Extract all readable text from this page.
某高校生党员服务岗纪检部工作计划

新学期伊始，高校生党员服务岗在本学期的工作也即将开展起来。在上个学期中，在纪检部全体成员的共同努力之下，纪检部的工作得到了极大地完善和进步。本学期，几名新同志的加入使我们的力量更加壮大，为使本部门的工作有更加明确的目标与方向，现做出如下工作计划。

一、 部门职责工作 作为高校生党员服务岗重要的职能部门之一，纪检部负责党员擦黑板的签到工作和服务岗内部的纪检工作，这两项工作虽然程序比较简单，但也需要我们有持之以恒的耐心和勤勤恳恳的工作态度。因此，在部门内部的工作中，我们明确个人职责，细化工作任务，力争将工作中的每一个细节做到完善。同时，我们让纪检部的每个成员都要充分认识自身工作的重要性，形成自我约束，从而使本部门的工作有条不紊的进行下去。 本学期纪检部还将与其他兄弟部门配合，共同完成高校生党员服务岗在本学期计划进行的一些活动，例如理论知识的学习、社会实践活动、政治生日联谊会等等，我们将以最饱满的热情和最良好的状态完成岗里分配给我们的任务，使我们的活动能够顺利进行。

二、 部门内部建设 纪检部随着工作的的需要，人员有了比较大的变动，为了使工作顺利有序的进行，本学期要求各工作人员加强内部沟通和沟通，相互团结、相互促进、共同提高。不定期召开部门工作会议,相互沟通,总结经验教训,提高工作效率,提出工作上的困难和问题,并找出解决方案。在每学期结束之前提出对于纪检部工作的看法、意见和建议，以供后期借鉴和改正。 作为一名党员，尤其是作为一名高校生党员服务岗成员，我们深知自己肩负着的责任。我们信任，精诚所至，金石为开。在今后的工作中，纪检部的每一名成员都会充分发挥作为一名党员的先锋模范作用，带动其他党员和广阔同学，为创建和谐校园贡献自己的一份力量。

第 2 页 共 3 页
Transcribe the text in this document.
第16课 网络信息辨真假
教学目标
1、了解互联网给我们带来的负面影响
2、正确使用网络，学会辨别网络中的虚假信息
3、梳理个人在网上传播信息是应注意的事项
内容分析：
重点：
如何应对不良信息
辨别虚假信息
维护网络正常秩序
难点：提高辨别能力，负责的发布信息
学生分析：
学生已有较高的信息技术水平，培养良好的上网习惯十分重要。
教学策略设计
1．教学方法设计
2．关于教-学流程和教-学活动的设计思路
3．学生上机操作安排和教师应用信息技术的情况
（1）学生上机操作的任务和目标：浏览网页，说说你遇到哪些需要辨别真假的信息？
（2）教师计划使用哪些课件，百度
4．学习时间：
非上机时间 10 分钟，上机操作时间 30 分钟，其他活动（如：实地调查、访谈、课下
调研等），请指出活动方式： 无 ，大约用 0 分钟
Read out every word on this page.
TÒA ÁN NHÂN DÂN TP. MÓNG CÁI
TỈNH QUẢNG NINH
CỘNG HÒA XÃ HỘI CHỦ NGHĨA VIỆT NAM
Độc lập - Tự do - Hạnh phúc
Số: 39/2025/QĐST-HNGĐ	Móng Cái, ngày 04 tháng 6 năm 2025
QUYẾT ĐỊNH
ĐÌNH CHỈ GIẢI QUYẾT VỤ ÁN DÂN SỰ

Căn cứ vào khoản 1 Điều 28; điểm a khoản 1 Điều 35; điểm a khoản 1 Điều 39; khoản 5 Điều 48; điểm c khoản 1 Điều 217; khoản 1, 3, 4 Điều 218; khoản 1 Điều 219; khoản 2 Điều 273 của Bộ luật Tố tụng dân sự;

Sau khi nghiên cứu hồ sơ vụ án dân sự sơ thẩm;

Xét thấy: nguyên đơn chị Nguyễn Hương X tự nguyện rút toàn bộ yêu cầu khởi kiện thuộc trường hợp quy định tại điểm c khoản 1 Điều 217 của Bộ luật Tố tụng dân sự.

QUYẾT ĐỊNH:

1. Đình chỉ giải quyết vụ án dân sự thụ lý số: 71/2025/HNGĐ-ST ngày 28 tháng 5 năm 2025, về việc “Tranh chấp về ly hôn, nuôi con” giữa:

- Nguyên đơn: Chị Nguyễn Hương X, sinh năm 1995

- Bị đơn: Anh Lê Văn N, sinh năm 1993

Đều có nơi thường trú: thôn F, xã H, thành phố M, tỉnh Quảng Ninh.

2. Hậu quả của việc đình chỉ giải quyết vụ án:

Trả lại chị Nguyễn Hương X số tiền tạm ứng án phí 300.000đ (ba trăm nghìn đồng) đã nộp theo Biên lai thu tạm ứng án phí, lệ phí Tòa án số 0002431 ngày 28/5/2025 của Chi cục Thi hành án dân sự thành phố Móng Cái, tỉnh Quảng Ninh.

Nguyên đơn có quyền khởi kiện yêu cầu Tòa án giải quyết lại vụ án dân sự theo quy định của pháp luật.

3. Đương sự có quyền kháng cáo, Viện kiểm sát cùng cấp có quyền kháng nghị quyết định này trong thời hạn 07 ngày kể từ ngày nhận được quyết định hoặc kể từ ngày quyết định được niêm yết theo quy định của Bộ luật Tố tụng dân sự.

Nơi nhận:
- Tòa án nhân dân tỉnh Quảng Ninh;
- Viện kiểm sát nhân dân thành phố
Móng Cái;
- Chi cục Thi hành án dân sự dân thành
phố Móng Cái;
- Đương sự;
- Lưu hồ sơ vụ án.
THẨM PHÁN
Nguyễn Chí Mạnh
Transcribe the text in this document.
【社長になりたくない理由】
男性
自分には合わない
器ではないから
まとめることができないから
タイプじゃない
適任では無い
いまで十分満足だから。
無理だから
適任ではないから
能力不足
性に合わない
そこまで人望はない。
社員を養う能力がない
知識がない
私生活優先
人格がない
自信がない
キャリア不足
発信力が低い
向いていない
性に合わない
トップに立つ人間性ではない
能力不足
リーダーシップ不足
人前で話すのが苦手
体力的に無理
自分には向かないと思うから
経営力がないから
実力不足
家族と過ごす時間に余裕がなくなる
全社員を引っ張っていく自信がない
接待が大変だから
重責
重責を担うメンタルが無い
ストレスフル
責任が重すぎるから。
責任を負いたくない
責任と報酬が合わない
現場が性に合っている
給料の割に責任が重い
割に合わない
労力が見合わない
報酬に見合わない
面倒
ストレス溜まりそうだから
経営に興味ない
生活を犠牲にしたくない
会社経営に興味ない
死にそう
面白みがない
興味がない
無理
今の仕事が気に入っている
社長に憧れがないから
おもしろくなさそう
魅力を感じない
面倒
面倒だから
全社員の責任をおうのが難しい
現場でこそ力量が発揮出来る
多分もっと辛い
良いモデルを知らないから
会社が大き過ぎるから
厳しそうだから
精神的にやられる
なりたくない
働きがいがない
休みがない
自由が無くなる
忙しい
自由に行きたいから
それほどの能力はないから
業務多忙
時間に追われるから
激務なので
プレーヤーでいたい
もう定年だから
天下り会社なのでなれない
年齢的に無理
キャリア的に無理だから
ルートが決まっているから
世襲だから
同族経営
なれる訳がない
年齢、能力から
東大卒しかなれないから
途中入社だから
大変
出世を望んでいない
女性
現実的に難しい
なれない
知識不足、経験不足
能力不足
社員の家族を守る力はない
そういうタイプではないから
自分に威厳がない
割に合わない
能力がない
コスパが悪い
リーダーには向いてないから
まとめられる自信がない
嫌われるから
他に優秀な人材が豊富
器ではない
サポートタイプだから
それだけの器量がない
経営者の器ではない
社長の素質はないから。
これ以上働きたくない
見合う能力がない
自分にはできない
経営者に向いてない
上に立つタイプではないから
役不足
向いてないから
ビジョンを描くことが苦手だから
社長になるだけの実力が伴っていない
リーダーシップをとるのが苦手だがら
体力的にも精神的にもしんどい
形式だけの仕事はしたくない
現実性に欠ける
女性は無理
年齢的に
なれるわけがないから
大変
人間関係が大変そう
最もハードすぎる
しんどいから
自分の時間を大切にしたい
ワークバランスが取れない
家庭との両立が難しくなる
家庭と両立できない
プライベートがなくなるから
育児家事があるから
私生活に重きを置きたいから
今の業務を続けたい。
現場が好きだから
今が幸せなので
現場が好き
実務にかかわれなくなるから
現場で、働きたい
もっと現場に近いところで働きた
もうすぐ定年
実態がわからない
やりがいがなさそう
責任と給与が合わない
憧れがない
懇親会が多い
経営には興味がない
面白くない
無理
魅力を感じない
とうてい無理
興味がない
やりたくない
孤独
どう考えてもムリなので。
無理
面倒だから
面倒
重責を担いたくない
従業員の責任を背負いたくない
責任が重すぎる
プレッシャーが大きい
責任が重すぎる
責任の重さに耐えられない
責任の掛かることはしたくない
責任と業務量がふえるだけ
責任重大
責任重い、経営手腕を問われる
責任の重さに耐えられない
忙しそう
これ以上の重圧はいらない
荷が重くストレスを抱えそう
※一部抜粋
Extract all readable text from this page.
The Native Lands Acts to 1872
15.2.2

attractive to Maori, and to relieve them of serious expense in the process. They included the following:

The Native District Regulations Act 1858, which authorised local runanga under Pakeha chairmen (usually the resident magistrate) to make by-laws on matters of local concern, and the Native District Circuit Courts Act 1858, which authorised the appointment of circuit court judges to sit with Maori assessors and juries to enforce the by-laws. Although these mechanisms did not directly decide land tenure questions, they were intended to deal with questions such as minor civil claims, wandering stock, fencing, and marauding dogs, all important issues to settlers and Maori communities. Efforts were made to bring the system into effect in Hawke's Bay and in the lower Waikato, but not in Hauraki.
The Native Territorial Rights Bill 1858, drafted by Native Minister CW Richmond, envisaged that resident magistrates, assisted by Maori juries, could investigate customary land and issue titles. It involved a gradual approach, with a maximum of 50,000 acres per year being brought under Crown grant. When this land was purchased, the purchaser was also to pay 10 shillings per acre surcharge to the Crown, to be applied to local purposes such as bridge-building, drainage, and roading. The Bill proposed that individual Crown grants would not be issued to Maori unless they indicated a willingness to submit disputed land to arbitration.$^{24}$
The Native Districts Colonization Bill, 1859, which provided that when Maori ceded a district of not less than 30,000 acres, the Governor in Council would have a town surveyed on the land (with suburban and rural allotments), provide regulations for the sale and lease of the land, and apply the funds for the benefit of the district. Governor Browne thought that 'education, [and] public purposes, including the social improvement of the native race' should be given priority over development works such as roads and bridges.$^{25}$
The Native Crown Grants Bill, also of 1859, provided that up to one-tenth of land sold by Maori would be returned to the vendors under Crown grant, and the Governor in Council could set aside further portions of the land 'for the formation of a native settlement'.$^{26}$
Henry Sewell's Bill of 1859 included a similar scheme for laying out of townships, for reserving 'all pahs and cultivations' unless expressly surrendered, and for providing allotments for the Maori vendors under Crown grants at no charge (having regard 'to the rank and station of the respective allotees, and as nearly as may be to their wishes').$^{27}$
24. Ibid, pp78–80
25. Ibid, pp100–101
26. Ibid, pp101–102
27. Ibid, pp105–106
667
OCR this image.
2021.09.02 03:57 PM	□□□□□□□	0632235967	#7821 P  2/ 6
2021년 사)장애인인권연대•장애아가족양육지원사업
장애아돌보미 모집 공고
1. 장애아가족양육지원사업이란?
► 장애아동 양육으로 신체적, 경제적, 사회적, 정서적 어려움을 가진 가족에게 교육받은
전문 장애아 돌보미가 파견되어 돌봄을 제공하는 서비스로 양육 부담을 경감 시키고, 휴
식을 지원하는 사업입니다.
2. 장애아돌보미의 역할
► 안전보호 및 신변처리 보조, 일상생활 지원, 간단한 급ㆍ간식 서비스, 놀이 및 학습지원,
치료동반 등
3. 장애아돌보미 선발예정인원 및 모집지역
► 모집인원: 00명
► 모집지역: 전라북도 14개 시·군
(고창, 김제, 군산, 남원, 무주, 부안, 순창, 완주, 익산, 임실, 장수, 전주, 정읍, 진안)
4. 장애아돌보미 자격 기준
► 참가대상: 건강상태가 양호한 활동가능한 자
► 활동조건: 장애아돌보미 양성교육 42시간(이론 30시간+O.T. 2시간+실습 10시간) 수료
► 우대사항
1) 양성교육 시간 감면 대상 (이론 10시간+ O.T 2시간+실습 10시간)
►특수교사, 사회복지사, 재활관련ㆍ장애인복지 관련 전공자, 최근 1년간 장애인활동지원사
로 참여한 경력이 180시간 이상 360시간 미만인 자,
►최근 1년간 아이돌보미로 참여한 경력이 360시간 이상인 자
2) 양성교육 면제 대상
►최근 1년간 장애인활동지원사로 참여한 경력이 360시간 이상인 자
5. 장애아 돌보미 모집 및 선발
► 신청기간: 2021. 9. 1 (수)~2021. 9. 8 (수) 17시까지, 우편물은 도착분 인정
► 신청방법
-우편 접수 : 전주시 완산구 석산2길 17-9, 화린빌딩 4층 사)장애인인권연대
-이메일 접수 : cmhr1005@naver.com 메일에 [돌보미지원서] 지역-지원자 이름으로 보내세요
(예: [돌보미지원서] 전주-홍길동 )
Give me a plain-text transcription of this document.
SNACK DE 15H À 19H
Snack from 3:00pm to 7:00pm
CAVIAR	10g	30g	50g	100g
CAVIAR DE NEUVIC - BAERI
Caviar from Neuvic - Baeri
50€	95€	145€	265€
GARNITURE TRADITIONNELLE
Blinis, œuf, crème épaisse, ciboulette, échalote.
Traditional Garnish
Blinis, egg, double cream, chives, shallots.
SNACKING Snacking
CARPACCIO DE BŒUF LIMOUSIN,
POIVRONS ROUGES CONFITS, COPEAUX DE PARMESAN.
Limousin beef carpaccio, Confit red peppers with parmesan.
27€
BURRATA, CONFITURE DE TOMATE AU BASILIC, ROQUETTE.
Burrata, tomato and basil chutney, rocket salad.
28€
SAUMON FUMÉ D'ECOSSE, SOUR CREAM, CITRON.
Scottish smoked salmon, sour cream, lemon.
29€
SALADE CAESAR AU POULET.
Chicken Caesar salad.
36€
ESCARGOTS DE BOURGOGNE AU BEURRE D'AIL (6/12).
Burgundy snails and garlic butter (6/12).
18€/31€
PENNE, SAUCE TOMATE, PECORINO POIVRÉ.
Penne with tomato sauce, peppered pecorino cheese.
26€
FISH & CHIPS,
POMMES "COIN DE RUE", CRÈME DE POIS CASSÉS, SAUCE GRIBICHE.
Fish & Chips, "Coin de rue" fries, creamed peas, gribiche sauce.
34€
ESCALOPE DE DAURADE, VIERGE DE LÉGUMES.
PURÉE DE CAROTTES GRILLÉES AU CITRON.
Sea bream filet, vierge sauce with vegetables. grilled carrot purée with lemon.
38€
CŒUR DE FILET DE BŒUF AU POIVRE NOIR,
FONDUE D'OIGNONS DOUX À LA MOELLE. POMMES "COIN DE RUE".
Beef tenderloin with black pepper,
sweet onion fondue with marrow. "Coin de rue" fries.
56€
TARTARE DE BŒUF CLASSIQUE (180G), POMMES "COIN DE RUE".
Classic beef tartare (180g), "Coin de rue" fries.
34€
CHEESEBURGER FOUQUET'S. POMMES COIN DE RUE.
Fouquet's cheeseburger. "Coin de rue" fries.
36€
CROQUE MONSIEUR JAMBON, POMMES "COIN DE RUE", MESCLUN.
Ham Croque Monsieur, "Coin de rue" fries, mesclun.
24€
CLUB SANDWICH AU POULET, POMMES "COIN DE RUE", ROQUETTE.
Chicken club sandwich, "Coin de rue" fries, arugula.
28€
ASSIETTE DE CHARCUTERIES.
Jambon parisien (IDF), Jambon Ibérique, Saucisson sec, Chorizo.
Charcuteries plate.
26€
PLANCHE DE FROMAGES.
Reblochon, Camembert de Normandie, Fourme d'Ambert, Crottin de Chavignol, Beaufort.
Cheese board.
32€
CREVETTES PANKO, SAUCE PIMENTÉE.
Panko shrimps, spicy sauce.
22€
# # # # # # #
• INSTRUCTION:
Only the count is wanted: report how many lines of the material above hold the word "việc".

• THE COMPLETED TASK:
2